> **Short problem**: Your task is to repeat all of the material exactly.

> **Material for this exercise**:

------------------------------

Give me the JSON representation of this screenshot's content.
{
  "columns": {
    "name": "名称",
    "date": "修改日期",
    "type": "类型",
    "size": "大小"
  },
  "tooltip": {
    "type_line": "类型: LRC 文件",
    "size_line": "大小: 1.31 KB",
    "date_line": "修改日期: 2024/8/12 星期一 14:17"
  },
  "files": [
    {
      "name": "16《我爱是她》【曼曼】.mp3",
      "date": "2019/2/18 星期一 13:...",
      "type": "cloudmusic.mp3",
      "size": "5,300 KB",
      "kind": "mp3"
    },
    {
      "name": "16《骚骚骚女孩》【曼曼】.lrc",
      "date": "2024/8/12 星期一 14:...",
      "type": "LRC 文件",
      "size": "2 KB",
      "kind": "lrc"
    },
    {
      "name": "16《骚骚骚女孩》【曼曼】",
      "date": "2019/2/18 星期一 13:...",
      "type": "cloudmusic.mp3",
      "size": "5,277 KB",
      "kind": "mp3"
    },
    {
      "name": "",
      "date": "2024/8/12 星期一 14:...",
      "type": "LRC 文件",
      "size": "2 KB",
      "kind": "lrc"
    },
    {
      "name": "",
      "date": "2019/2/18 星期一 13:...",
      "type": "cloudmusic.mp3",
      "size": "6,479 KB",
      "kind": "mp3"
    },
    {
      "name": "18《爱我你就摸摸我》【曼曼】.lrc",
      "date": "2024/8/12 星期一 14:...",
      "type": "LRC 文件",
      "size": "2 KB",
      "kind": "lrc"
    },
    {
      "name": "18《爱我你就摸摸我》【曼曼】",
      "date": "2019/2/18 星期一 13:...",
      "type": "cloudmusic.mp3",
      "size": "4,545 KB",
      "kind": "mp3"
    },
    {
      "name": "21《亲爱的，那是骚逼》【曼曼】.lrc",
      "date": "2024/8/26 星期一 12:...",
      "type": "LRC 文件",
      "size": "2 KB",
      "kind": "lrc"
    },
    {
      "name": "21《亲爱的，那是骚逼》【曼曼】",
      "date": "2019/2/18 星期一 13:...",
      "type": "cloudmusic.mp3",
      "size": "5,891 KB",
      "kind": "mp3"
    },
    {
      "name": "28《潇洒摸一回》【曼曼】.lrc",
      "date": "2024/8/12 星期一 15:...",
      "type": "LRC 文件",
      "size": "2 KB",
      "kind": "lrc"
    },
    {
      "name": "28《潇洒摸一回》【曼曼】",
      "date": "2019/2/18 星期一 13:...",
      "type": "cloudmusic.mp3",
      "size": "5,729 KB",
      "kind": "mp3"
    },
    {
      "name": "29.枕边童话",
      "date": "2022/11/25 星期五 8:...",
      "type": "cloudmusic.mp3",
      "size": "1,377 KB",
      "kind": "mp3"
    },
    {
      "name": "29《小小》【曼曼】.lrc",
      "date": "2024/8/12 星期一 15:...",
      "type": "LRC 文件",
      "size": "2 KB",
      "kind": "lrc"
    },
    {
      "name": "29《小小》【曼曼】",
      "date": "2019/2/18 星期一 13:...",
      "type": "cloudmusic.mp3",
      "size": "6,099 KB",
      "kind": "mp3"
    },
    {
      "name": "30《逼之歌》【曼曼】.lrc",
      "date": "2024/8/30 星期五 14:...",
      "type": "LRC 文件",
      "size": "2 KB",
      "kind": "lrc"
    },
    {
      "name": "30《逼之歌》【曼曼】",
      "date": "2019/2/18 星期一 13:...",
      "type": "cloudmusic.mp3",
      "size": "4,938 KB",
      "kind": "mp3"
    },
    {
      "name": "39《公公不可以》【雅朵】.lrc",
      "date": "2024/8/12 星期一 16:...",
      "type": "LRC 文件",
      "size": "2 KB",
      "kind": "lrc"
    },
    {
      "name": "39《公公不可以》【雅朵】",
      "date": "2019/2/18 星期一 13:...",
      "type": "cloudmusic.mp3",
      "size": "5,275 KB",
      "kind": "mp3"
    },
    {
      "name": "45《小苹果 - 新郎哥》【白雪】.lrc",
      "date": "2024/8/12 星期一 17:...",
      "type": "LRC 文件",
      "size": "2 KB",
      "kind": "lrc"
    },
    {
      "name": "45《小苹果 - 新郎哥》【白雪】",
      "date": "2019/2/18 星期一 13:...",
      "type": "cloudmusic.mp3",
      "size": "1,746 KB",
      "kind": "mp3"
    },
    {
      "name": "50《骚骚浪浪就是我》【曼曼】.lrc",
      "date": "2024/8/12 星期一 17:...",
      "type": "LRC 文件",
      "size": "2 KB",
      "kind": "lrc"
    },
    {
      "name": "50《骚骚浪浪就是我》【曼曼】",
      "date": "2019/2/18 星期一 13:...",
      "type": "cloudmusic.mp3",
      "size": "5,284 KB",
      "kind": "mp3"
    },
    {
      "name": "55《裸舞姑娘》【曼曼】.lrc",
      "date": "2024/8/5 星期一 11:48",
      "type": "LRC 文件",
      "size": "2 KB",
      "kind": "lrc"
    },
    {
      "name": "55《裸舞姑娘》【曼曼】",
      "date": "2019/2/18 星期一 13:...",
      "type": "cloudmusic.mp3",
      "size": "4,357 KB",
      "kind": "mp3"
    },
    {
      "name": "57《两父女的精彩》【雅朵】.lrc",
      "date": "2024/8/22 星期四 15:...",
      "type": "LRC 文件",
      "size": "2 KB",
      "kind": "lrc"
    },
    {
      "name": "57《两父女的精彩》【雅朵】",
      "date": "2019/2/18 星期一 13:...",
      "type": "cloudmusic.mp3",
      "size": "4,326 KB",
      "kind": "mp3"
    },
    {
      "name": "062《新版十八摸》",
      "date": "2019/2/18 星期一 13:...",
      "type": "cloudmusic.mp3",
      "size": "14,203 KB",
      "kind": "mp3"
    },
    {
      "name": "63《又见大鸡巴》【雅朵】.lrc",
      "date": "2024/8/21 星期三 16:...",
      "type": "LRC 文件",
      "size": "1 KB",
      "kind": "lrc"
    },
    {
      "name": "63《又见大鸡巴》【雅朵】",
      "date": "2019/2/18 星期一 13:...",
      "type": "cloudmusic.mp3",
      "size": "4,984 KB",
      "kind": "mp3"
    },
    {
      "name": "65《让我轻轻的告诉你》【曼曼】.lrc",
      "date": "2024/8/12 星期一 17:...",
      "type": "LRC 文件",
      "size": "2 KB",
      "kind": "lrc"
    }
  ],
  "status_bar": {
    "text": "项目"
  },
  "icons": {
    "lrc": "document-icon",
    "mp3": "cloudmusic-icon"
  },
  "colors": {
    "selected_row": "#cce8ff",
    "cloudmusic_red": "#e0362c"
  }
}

------------------------------

> **Solution below**:
Give me the JSON representation of this screenshot's content.
{
  "columns": {
    "name": "名称",
    "date": "修改日期",
    "type": "类型",
    "size": "大小"
  },
  "tooltip": {
    "type_line": "类型: LRC 文件",
    "size_line": "大小: 1.31 KB",
    "date_line": "修改日期: 2024/8/12 星期一 14:17"
  },
  "files": [
    {
      "name": "16《我爱是她》【曼曼】.mp3",
      "date": "2019/2/18 星期一 13:...",
      "type": "cloudmusic.mp3",
      "size": "5,300 KB",
      "kind": "mp3"
    },
    {
      "name": "16《骚骚骚女孩》【曼曼】.lrc",
      "date": "2024/8/12 星期一 14:...",
      "type": "LRC 文件",
      "size": "2 KB",
      "kind": "lrc"
    },
    {
      "name": "16《骚骚骚女孩》【曼曼】",
      "date": "2019/2/18 星期一 13:...",
      "type": "cloudmusic.mp3",
      "size": "5,277 KB",
      "kind": "mp3"
    },
    {
      "name": "",
      "date": "2024/8/12 星期一 14:...",
      "type": "LRC 文件",
      "size": "2 KB",
      "kind": "lrc"
    },
    {
      "name": "",
      "date": "2019/2/18 星期一 13:...",
      "type": "cloudmusic.mp3",
      "size": "6,479 KB",
      "kind": "mp3"
    },
    {
      "name": "18《爱我你就摸摸我》【曼曼】.lrc",
      "date": "2024/8/12 星期一 14:...",
      "type": "LRC 文件",
      "size": "2 KB",
      "kind": "lrc"
    },
    {
      "name": "18《爱我你就摸摸我》【曼曼】",
      "date": "2019/2/18 星期一 13:...",
      "type": "cloudmusic.mp3",
      "size": "4,545 KB",
      "kind": "mp3"
    },
    {
      "name": "21《亲爱的，那是骚逼》【曼曼】.lrc",
      "date": "2024/8/26 星期一 12:...",
      "type": "LRC 文件",
      "size": "2 KB",
      "kind": "lrc"
    },
    {
      "name": "21《亲爱的，那是骚逼》【曼曼】",
      "date": "2019/2/18 星期一 13:...",
      "type": "cloudmusic.mp3",
      "size": "5,891 KB",
      "kind": "mp3"
    },
    {
      "name": "28《潇洒摸一回》【曼曼】.lrc",
      "date": "2024/8/12 星期一 15:...",
      "type": "LRC 文件",
      "size": "2 KB",
      "kind": "lrc"
    },
    {
      "name": "28《潇洒摸一回》【曼曼】",
      "date": "2019/2/18 星期一 13:...",
      "type": "cloudmusic.mp3",
      "size": "5,729 KB",
      "kind": "mp3"
    },
    {
      "name": "29.枕边童话",
      "date": "2022/11/25 星期五 8:...",
      "type": "cloudmusic.mp3",
      "size": "1,377 KB",
      "kind": "mp3"
    },
    {
      "name": "29《小小》【曼曼】.lrc",
      "date": "2024/8/12 星期一 15:...",
      "type": "LRC 文件",
      "size": "2 KB",
      "kind": "lrc"
    },
    {
      "name": "29《小小》【曼曼】",
      "date": "2019/2/18 星期一 13:...",
      "type": "cloudmusic.mp3",
      "size": "6,099 KB",
      "kind": "mp3"
    },
    {
      "name": "30《逼之歌》【曼曼】.lrc",
      "date": "2024/8/30 星期五 14:...",
      "type": "LRC 文件",
      "size": "2 KB",
      "kind": "lrc"
    },
    {
      "name": "30《逼之歌》【曼曼】",
      "date": "2019/2/18 星期一 13:...",
      "type": "cloudmusic.mp3",
      "size": "4,938 KB",
      "kind": "mp3"
    },
    {
      "name": "39《公公不可以》【雅朵】.lrc",
      "date": "2024/8/12 星期一 16:...",
      "type": "LRC 文件",
      "size": "2 KB",
      "kind": "lrc"
    },
    {
      "name": "39《公公不可以》【雅朵】",
      "date": "2019/2/18 星期一 13:...",
      "type": "cloudmusic.mp3",
      "size": "5,275 KB",
      "kind": "mp3"
    },
    {
      "name": "45《小苹果 - 新郎哥》【白雪】.lrc",
      "date": "2024/8/12 星期一 17:...",
      "type": "LRC 文件",
      "size": "2 KB",
      "kind": "lrc"
    },
    {
      "name": "45《小苹果 - 新郎哥》【白雪】",
      "date": "2019/2/18 星期一 13:...",
      "type": "cloudmusic.mp3",
      "size": "1,746 KB",
      "kind": "mp3"
    },
    {
      "name": "50《骚骚浪浪就是我》【曼曼】.lrc",
      "date": "2024/8/12 星期一 17:...",
      "type": "LRC 文件",
      "size": "2 KB",
      "kind": "lrc"
    },
    {
      "name": "50《骚骚浪浪就是我》【曼曼】",
      "date": "2019/2/18 星期一 13:...",
      "type": "cloudmusic.mp3",
      "size": "5,284 KB",
      "kind": "mp3"
    },
    {
      "name": "55《裸舞姑娘》【曼曼】.lrc",
      "date": "2024/8/5 星期一 11:48",
      "type": "LRC 文件",
      "size": "2 KB",
      "kind": "lrc"
    },
    {
      "name": "55《裸舞姑娘》【曼曼】",
      "date": "2019/2/18 星期一 13:...",
      "type": "cloudmusic.mp3",
      "size": "4,357 KB",
      "kind": "mp3"
    },
    {
      "name": "57《两父女的精彩》【雅朵】.lrc",
      "date": "2024/8/22 星期四 15:...",
      "type": "LRC 文件",
      "size": "2 KB",
      "kind": "lrc"
    },
    {
      "name": "57《两父女的精彩》【雅朵】",
      "date": "2019/2/18 星期一 13:...",
      "type": "cloudmusic.mp3",
      "size": "4,326 KB",
      "kind": "mp3"
    },
    {
      "name": "062《新版十八摸》",
      "date": "2019/2/18 星期一 13:...",
      "type": "cloudmusic.mp3",
      "size": "14,203 KB",
      "kind": "mp3"
    },
    {
      "name": "63《又见大鸡巴》【雅朵】.lrc",
      "date": "2024/8/21 星期三 16:...",
      "type": "LRC 文件",
      "size": "1 KB",
      "kind": "lrc"
    },
    {
      "name": "63《又见大鸡巴》【雅朵】",
      "date": "2019/2/18 星期一 13:...",
      "type": "cloudmusic.mp3",
      "size": "4,984 KB",
      "kind": "mp3"
    },
    {
      "name": "65《让我轻轻的告诉你》【曼曼】.lrc",
      "date": "2024/8/12 星期一 17:...",
      "type": "LRC 文件",
      "size": "2 KB",
      "kind": "lrc"
    }
  ],
  "status_bar": {
    "text": "项目"
  },
  "icons": {
    "lrc": "document-icon",
    "mp3": "cloudmusic-icon"
  },
  "colors": {
    "selected_row": "#cce8ff",
    "cloudmusic_red": "#e0362c"
  }
}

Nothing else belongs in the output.